> **Given instruction**: Output all the entries word for word. Omit the pictures.

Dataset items

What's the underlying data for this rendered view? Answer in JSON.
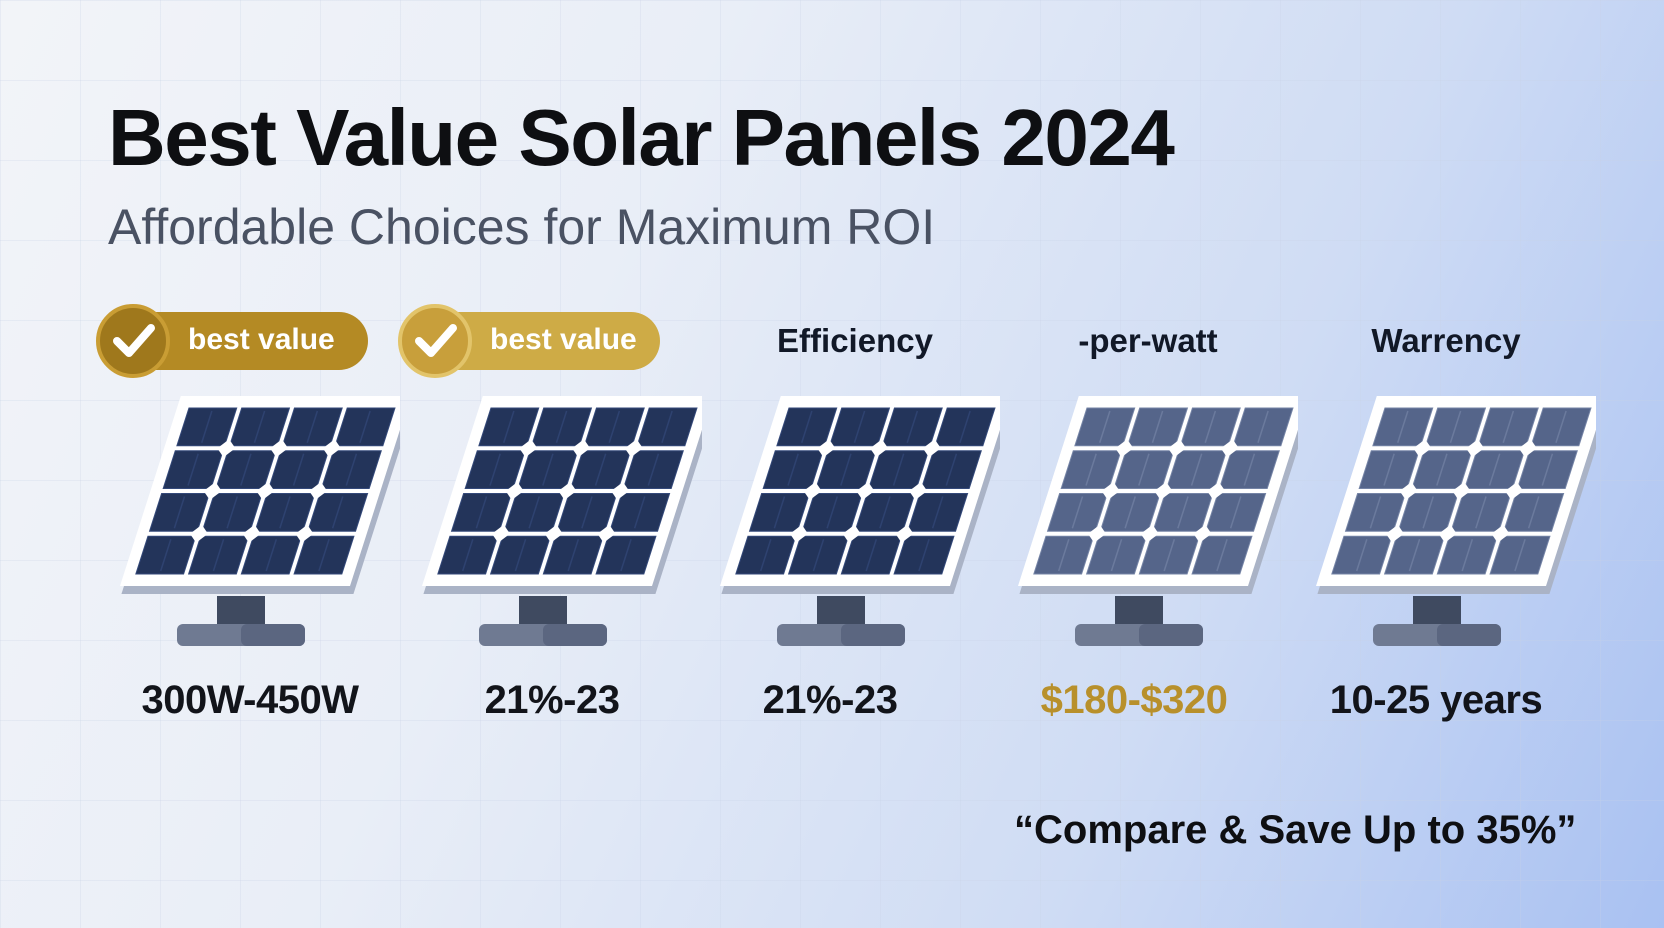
{
  "header": {
    "title": "Best Value Solar Panels 2024",
    "subtitle": "Affordable Choices for Maximum ROI"
  },
  "columns": [
    {
      "badge": "best value",
      "label": "",
      "value": "300W-450W",
      "panel_tone": "dark"
    },
    {
      "badge": "best value",
      "label": "",
      "value": "21%-23",
      "panel_tone": "dark"
    },
    {
      "badge": "",
      "label": "Efficiency",
      "value": "21%-23",
      "panel_tone": "dark"
    },
    {
      "badge": "",
      "label": "-per-watt",
      "value": "$180-$320",
      "panel_tone": "light"
    },
    {
      "badge": "",
      "label": "Warrency",
      "value": "10-25 years",
      "panel_tone": "light"
    }
  ],
  "footer": {
    "tagline": "“Compare & Save Up to 35%”"
  },
  "colors": {
    "gold": "#b8902b",
    "panel_dark": "#23345a",
    "panel_light": "#55658a"
  },
  "icons": {
    "badge": "check-icon",
    "panel": "solar-panel-icon"
  }
}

> **Completed exercise**:
What's the underlying data for this rendered view? Answer in JSON.
{
  "header": {
    "title": "Best Value Solar Panels 2024",
    "subtitle": "Affordable Choices for Maximum ROI"
  },
  "columns": [
    {
      "badge": "best value",
      "label": "",
      "value": "300W-450W",
      "panel_tone": "dark"
    },
    {
      "badge": "best value",
      "label": "",
      "value": "21%-23",
      "panel_tone": "dark"
    },
    {
      "badge": "",
      "label": "Efficiency",
      "value": "21%-23",
      "panel_tone": "dark"
    },
    {
      "badge": "",
      "label": "-per-watt",
      "value": "$180-$320",
      "panel_tone": "light"
    },
    {
      "badge": "",
      "label": "Warrency",
      "value": "10-25 years",
      "panel_tone": "light"
    }
  ],
  "footer": {
    "tagline": "“Compare & Save Up to 35%”"
  },
  "colors": {
    "gold": "#b8902b",
    "panel_dark": "#23345a",
    "panel_light": "#55658a"
  },
  "icons": {
    "badge": "check-icon",
    "panel": "solar-panel-icon"
  }
}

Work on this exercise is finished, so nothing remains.